Material for the task
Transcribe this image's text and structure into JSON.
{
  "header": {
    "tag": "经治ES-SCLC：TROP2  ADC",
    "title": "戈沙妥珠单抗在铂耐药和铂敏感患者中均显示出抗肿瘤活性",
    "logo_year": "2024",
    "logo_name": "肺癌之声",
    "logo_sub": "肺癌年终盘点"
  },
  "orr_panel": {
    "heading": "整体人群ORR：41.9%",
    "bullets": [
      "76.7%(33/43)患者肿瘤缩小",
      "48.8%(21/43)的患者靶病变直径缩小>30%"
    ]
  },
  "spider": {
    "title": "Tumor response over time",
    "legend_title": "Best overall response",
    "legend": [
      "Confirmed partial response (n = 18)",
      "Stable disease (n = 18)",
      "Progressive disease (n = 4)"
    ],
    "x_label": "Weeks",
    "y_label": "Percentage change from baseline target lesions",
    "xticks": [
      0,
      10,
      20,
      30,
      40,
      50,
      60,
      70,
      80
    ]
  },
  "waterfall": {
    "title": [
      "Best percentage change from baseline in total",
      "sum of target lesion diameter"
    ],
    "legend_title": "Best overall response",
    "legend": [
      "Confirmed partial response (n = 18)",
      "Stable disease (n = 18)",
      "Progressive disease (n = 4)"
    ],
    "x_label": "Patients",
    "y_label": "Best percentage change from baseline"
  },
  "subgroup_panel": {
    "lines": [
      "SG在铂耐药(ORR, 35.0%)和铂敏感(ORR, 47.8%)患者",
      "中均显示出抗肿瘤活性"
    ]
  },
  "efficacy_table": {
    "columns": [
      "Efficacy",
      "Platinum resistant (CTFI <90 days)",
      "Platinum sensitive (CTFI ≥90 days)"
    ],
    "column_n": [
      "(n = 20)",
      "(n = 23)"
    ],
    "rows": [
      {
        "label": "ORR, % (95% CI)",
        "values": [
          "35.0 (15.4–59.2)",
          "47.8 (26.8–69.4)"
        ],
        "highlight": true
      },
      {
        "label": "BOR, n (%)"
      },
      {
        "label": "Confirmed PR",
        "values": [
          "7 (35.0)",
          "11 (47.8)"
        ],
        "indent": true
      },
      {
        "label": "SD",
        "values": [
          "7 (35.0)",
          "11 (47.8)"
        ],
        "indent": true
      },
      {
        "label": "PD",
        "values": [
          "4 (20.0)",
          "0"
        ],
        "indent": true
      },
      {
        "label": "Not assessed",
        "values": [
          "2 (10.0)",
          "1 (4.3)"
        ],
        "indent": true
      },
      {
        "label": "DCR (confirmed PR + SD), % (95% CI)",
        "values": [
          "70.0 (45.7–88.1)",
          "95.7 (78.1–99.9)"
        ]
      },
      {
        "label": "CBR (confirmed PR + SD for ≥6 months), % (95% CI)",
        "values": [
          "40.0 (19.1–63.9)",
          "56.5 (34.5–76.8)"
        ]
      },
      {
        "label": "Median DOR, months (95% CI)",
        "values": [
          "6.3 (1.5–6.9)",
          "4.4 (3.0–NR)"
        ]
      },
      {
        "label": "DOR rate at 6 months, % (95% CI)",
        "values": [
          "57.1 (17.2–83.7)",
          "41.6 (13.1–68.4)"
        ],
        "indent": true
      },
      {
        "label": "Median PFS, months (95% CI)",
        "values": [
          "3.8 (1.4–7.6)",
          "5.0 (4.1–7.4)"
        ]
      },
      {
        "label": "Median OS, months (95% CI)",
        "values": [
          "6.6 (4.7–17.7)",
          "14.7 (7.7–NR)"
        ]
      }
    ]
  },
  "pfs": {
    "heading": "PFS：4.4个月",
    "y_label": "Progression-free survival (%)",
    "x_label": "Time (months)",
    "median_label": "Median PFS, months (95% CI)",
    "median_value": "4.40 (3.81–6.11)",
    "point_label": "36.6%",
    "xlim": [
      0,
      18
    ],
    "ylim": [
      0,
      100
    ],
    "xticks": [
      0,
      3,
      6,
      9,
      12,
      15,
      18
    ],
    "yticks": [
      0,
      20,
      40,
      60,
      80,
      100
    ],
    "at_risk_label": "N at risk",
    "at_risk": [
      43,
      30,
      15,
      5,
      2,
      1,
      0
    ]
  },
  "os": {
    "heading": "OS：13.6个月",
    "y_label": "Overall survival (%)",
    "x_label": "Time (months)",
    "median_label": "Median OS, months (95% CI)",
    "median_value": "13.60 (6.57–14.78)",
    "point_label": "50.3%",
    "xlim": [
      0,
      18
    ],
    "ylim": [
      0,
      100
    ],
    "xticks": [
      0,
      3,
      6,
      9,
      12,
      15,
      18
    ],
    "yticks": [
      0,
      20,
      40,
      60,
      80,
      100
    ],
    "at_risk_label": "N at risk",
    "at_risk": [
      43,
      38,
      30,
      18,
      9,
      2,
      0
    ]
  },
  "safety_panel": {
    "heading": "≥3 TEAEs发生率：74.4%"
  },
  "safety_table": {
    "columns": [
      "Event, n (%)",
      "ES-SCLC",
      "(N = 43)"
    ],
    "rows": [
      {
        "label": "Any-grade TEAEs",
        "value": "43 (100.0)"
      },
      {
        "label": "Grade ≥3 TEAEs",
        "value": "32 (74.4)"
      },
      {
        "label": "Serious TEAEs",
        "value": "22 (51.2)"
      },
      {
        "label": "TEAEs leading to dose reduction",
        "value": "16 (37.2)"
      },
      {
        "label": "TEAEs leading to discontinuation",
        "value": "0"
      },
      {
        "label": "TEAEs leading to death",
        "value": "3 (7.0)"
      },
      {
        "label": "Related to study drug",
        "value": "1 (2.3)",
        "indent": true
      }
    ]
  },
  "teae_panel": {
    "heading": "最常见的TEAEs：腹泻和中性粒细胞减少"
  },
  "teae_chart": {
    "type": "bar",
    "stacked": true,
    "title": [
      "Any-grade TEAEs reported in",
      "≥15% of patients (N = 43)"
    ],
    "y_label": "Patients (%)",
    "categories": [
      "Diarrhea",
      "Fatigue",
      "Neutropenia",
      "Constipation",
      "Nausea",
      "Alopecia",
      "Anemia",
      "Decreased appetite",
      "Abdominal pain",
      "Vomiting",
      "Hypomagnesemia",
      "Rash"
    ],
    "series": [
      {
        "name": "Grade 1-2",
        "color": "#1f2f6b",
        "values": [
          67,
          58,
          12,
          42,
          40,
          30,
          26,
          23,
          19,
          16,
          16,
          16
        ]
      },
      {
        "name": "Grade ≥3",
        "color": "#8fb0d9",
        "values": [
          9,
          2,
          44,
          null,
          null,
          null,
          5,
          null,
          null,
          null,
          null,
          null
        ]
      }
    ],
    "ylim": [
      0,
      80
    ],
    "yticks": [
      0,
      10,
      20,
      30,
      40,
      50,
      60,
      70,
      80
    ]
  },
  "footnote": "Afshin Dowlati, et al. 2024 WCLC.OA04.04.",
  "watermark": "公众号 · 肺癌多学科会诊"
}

Task statement
From the first line to the last, transcribe the data exactly.

Solution
Transcribe this image's text and structure into JSON.
{
  "header": {
    "tag": "经治ES-SCLC：TROP2  ADC",
    "title": "戈沙妥珠单抗在铂耐药和铂敏感患者中均显示出抗肿瘤活性",
    "logo_year": "2024",
    "logo_name": "肺癌之声",
    "logo_sub": "肺癌年终盘点"
  },
  "orr_panel": {
    "heading": "整体人群ORR：41.9%",
    "bullets": [
      "76.7%(33/43)患者肿瘤缩小",
      "48.8%(21/43)的患者靶病变直径缩小>30%"
    ]
  },
  "spider": {
    "title": "Tumor response over time",
    "legend_title": "Best overall response",
    "legend": [
      "Confirmed partial response (n = 18)",
      "Stable disease (n = 18)",
      "Progressive disease (n = 4)"
    ],
    "x_label": "Weeks",
    "y_label": "Percentage change from baseline target lesions",
    "xticks": [
      0,
      10,
      20,
      30,
      40,
      50,
      60,
      70,
      80
    ]
  },
  "waterfall": {
    "title": [
      "Best percentage change from baseline in total",
      "sum of target lesion diameter"
    ],
    "legend_title": "Best overall response",
    "legend": [
      "Confirmed partial response (n = 18)",
      "Stable disease (n = 18)",
      "Progressive disease (n = 4)"
    ],
    "x_label": "Patients",
    "y_label": "Best percentage change from baseline"
  },
  "subgroup_panel": {
    "lines": [
      "SG在铂耐药(ORR, 35.0%)和铂敏感(ORR, 47.8%)患者",
      "中均显示出抗肿瘤活性"
    ]
  },
  "efficacy_table": {
    "columns": [
      "Efficacy",
      "Platinum resistant (CTFI <90 days)",
      "Platinum sensitive (CTFI ≥90 days)"
    ],
    "column_n": [
      "(n = 20)",
      "(n = 23)"
    ],
    "rows": [
      {
        "label": "ORR, % (95% CI)",
        "values": [
          "35.0 (15.4–59.2)",
          "47.8 (26.8–69.4)"
        ],
        "highlight": true
      },
      {
        "label": "BOR, n (%)"
      },
      {
        "label": "Confirmed PR",
        "values": [
          "7 (35.0)",
          "11 (47.8)"
        ],
        "indent": true
      },
      {
        "label": "SD",
        "values": [
          "7 (35.0)",
          "11 (47.8)"
        ],
        "indent": true
      },
      {
        "label": "PD",
        "values": [
          "4 (20.0)",
          "0"
        ],
        "indent": true
      },
      {
        "label": "Not assessed",
        "values": [
          "2 (10.0)",
          "1 (4.3)"
        ],
        "indent": true
      },
      {
        "label": "DCR (confirmed PR + SD), % (95% CI)",
        "values": [
          "70.0 (45.7–88.1)",
          "95.7 (78.1–99.9)"
        ]
      },
      {
        "label": "CBR (confirmed PR + SD for ≥6 months), % (95% CI)",
        "values": [
          "40.0 (19.1–63.9)",
          "56.5 (34.5–76.8)"
        ]
      },
      {
        "label": "Median DOR, months (95% CI)",
        "values": [
          "6.3 (1.5–6.9)",
          "4.4 (3.0–NR)"
        ]
      },
      {
        "label": "DOR rate at 6 months, % (95% CI)",
        "values": [
          "57.1 (17.2–83.7)",
          "41.6 (13.1–68.4)"
        ],
        "indent": true
      },
      {
        "label": "Median PFS, months (95% CI)",
        "values": [
          "3.8 (1.4–7.6)",
          "5.0 (4.1–7.4)"
        ]
      },
      {
        "label": "Median OS, months (95% CI)",
        "values": [
          "6.6 (4.7–17.7)",
          "14.7 (7.7–NR)"
        ]
      }
    ]
  },
  "pfs": {
    "heading": "PFS：4.4个月",
    "y_label": "Progression-free survival (%)",
    "x_label": "Time (months)",
    "median_label": "Median PFS, months (95% CI)",
    "median_value": "4.40 (3.81–6.11)",
    "point_label": "36.6%",
    "xlim": [
      0,
      18
    ],
    "ylim": [
      0,
      100
    ],
    "xticks": [
      0,
      3,
      6,
      9,
      12,
      15,
      18
    ],
    "yticks": [
      0,
      20,
      40,
      60,
      80,
      100
    ],
    "at_risk_label": "N at risk",
    "at_risk": [
      43,
      30,
      15,
      5,
      2,
      1,
      0
    ]
  },
  "os": {
    "heading": "OS：13.6个月",
    "y_label": "Overall survival (%)",
    "x_label": "Time (months)",
    "median_label": "Median OS, months (95% CI)",
    "median_value": "13.60 (6.57–14.78)",
    "point_label": "50.3%",
    "xlim": [
      0,
      18
    ],
    "ylim": [
      0,
      100
    ],
    "xticks": [
      0,
      3,
      6,
      9,
      12,
      15,
      18
    ],
    "yticks": [
      0,
      20,
      40,
      60,
      80,
      100
    ],
    "at_risk_label": "N at risk",
    "at_risk": [
      43,
      38,
      30,
      18,
      9,
      2,
      0
    ]
  },
  "safety_panel": {
    "heading": "≥3 TEAEs发生率：74.4%"
  },
  "safety_table": {
    "columns": [
      "Event, n (%)",
      "ES-SCLC",
      "(N = 43)"
    ],
    "rows": [
      {
        "label": "Any-grade TEAEs",
        "value": "43 (100.0)"
      },
      {
        "label": "Grade ≥3 TEAEs",
        "value": "32 (74.4)"
      },
      {
        "label": "Serious TEAEs",
        "value": "22 (51.2)"
      },
      {
        "label": "TEAEs leading to dose reduction",
        "value": "16 (37.2)"
      },
      {
        "label": "TEAEs leading to discontinuation",
        "value": "0"
      },
      {
        "label": "TEAEs leading to death",
        "value": "3 (7.0)"
      },
      {
        "label": "Related to study drug",
        "value": "1 (2.3)",
        "indent": true
      }
    ]
  },
  "teae_panel": {
    "heading": "最常见的TEAEs：腹泻和中性粒细胞减少"
  },
  "teae_chart": {
    "type": "bar",
    "stacked": true,
    "title": [
      "Any-grade TEAEs reported in",
      "≥15% of patients (N = 43)"
    ],
    "y_label": "Patients (%)",
    "categories": [
      "Diarrhea",
      "Fatigue",
      "Neutropenia",
      "Constipation",
      "Nausea",
      "Alopecia",
      "Anemia",
      "Decreased appetite",
      "Abdominal pain",
      "Vomiting",
      "Hypomagnesemia",
      "Rash"
    ],
    "series": [
      {
        "name": "Grade 1-2",
        "color": "#1f2f6b",
        "values": [
          67,
          58,
          12,
          42,
          40,
          30,
          26,
          23,
          19,
          16,
          16,
          16
        ]
      },
      {
        "name": "Grade ≥3",
        "color": "#8fb0d9",
        "values": [
          9,
          2,
          44,
          null,
          null,
          null,
          5,
          null,
          null,
          null,
          null,
          null
        ]
      }
    ],
    "ylim": [
      0,
      80
    ],
    "yticks": [
      0,
      10,
      20,
      30,
      40,
      50,
      60,
      70,
      80
    ]
  },
  "footnote": "Afshin Dowlati, et al. 2024 WCLC.OA04.04.",
  "watermark": "公众号 · 肺癌多学科会诊"
}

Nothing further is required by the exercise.